** start of Recorded data **

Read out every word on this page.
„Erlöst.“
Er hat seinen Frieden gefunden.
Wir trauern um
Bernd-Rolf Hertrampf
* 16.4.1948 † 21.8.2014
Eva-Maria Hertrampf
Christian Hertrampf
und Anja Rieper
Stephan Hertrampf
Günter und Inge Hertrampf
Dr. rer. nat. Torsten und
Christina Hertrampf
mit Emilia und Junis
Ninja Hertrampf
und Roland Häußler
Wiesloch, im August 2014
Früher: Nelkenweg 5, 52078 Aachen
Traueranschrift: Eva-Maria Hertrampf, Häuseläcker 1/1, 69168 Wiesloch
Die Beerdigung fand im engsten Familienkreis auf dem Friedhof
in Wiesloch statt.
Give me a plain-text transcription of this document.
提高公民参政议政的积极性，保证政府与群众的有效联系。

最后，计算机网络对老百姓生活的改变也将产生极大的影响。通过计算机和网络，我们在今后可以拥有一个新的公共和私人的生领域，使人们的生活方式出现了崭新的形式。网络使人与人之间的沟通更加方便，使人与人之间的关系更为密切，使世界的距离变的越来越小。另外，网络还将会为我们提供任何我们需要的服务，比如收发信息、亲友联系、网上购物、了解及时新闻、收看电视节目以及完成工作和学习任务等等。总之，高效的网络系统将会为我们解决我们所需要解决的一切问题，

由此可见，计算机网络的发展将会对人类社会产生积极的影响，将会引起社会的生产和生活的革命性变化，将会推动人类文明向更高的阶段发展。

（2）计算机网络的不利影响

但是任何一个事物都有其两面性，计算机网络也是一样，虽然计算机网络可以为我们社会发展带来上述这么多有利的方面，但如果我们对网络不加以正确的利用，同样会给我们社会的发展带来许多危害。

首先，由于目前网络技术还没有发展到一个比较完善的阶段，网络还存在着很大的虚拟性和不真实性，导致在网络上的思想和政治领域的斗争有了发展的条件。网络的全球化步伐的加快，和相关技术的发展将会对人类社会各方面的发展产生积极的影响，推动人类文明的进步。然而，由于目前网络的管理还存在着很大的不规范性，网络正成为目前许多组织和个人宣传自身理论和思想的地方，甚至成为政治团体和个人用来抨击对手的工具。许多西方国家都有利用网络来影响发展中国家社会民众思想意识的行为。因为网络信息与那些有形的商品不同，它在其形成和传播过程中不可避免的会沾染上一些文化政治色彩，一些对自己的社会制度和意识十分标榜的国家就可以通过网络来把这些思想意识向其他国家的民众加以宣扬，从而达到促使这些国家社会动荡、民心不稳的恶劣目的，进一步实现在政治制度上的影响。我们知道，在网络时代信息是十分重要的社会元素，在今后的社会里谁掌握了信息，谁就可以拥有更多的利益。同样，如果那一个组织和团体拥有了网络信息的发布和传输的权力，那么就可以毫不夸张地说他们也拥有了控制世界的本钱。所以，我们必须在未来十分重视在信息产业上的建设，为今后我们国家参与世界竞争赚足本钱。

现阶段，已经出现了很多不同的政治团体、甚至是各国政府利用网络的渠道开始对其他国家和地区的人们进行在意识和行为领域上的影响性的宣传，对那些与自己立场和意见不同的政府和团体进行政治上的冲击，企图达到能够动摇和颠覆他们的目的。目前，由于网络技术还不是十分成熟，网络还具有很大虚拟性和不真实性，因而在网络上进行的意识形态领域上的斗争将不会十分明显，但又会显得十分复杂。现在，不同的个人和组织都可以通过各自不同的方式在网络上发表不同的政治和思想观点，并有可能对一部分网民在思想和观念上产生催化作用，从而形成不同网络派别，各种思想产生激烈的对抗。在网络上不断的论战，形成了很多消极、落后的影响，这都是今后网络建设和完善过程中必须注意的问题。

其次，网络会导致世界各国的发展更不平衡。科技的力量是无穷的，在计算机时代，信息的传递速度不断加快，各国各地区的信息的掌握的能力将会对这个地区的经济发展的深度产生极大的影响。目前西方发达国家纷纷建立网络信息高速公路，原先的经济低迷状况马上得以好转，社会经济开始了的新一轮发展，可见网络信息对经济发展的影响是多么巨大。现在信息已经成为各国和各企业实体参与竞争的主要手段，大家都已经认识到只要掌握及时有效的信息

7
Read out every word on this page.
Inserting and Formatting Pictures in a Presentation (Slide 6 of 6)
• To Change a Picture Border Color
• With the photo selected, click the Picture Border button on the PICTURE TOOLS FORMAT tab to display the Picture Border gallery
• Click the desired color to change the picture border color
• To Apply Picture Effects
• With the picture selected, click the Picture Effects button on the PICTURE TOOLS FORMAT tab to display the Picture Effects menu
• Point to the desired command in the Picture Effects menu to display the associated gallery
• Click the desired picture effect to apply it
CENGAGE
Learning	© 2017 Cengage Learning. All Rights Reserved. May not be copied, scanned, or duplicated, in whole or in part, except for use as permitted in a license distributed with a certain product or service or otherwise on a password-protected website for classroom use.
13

** end of Recorded data **

» **Exercise details**
Go over the data above and copy every line that has the word "Wiesloch" in it.

» **Exercise solution**
Wiesloch, im August 2014
Traueranschrift: Eva-Maria Hertrampf, Häuseläcker 1/1, 69168 Wiesloch
in Wiesloch statt.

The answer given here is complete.